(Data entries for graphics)
#####

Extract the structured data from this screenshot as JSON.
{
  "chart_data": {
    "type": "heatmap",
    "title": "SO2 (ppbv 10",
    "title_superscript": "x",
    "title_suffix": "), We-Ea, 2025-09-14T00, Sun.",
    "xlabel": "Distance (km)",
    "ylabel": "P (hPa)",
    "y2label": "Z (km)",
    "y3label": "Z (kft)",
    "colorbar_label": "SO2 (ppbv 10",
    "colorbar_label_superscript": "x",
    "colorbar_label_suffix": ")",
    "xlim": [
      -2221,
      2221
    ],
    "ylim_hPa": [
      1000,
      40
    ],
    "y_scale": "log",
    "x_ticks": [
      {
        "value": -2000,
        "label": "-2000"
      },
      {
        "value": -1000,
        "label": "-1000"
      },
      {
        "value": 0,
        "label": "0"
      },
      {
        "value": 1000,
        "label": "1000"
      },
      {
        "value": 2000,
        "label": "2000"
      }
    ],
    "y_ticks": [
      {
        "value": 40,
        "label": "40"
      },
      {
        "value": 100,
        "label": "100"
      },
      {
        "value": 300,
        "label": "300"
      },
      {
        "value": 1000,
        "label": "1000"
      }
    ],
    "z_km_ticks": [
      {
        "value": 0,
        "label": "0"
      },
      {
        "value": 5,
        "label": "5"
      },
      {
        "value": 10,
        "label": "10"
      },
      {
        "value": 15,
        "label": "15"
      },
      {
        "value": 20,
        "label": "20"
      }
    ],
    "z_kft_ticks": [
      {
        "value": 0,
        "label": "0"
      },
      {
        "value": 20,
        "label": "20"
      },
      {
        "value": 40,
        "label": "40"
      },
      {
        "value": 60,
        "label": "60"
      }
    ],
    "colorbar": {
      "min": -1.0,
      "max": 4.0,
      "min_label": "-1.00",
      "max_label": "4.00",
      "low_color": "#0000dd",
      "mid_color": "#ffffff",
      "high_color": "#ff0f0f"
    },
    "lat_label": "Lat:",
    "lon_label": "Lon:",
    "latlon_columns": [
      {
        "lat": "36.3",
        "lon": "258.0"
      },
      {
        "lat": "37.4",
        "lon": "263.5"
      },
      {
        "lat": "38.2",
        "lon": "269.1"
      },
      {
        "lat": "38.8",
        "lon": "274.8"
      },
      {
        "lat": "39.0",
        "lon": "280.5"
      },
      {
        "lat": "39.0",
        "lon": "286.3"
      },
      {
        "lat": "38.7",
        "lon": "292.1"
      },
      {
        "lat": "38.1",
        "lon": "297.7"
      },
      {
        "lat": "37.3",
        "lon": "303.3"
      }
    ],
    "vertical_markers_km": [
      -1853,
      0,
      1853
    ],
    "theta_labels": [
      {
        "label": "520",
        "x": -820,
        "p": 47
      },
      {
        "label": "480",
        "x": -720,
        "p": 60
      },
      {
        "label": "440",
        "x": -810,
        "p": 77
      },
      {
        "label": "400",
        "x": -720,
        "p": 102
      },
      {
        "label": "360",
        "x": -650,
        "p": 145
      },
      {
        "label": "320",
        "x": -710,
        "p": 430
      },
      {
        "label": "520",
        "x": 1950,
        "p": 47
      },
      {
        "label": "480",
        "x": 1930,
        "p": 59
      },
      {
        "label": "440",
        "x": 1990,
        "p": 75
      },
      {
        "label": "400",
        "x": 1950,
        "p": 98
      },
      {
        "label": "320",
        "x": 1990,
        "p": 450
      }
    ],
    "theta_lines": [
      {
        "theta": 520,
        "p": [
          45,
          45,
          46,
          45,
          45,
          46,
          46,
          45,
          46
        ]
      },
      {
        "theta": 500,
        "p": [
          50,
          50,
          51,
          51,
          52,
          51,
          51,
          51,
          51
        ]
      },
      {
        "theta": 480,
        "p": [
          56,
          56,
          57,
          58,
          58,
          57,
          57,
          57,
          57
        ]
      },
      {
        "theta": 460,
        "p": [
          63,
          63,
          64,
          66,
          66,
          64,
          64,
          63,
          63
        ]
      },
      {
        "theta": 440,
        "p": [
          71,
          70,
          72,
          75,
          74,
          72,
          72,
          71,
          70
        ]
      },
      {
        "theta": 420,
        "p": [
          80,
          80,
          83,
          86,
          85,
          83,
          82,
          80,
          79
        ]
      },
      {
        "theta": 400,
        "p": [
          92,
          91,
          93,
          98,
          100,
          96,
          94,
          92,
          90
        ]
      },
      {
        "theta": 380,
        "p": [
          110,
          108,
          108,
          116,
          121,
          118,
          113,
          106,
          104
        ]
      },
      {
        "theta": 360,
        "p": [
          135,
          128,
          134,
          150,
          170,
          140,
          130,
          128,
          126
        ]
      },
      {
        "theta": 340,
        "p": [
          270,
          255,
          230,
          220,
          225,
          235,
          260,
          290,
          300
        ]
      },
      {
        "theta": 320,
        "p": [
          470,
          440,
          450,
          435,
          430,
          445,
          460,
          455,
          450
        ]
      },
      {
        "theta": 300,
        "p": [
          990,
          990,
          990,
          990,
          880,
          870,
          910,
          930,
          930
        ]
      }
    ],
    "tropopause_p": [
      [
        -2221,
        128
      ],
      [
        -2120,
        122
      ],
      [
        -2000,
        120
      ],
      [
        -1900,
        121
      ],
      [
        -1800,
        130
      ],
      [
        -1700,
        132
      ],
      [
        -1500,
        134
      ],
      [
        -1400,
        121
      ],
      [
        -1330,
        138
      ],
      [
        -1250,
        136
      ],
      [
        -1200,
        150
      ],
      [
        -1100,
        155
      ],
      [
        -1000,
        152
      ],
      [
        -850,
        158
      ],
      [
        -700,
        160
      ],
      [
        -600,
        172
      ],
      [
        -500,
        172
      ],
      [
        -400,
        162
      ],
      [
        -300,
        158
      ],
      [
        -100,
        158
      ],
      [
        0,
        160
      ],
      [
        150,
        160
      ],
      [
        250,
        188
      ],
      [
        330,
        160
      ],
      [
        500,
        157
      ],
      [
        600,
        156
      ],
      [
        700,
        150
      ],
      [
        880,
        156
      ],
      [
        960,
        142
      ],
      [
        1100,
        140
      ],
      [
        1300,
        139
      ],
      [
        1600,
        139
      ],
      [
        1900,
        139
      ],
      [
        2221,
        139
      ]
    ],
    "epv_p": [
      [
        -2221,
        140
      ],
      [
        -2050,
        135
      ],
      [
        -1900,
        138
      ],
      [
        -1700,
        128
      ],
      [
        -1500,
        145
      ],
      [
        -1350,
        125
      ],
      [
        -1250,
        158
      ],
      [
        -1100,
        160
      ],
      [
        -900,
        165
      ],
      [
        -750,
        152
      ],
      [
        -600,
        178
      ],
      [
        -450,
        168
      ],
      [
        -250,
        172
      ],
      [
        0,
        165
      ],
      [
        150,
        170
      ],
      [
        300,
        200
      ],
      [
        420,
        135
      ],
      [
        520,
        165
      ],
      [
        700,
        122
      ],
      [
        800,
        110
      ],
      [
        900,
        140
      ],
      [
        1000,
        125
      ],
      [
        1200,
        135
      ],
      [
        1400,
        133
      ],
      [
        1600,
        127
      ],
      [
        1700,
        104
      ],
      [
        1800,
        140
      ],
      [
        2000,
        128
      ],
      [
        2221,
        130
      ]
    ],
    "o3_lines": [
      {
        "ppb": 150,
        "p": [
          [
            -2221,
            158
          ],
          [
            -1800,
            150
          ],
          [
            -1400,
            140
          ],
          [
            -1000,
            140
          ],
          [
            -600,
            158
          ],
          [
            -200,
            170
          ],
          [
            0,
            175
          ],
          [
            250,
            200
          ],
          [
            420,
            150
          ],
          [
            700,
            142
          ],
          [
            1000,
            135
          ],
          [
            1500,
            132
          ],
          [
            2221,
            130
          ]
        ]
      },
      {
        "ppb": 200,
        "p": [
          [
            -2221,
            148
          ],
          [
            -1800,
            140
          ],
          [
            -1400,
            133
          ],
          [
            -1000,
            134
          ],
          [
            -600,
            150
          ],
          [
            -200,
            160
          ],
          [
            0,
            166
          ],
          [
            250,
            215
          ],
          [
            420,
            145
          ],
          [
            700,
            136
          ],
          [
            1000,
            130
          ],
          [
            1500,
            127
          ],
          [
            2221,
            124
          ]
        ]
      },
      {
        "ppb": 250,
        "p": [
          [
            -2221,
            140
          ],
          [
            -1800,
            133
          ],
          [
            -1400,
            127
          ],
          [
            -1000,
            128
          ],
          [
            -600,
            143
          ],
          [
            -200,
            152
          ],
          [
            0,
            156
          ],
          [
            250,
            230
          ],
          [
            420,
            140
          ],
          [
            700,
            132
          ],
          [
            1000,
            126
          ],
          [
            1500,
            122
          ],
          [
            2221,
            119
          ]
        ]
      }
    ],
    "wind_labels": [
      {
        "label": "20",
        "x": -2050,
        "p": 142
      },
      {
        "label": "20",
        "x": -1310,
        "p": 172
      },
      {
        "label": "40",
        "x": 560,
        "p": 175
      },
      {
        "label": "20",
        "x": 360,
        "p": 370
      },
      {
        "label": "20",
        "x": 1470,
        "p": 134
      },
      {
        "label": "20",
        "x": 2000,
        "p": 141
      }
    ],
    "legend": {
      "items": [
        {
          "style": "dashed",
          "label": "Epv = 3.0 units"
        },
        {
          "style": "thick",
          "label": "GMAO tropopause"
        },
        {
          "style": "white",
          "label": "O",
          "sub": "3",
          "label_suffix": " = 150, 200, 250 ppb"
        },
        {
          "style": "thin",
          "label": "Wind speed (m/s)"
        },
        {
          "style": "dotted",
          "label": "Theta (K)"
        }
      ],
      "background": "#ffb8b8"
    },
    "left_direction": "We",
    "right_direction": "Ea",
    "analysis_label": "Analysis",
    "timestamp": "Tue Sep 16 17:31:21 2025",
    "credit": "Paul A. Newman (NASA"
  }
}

#####

Using the listing above, locate the lines that hold "style" and copy each one.

## CORRECT RESULT
          "style": "dashed",
          "style": "thick",
          "style": "white",
          "style": "thin",
          "style": "dotted",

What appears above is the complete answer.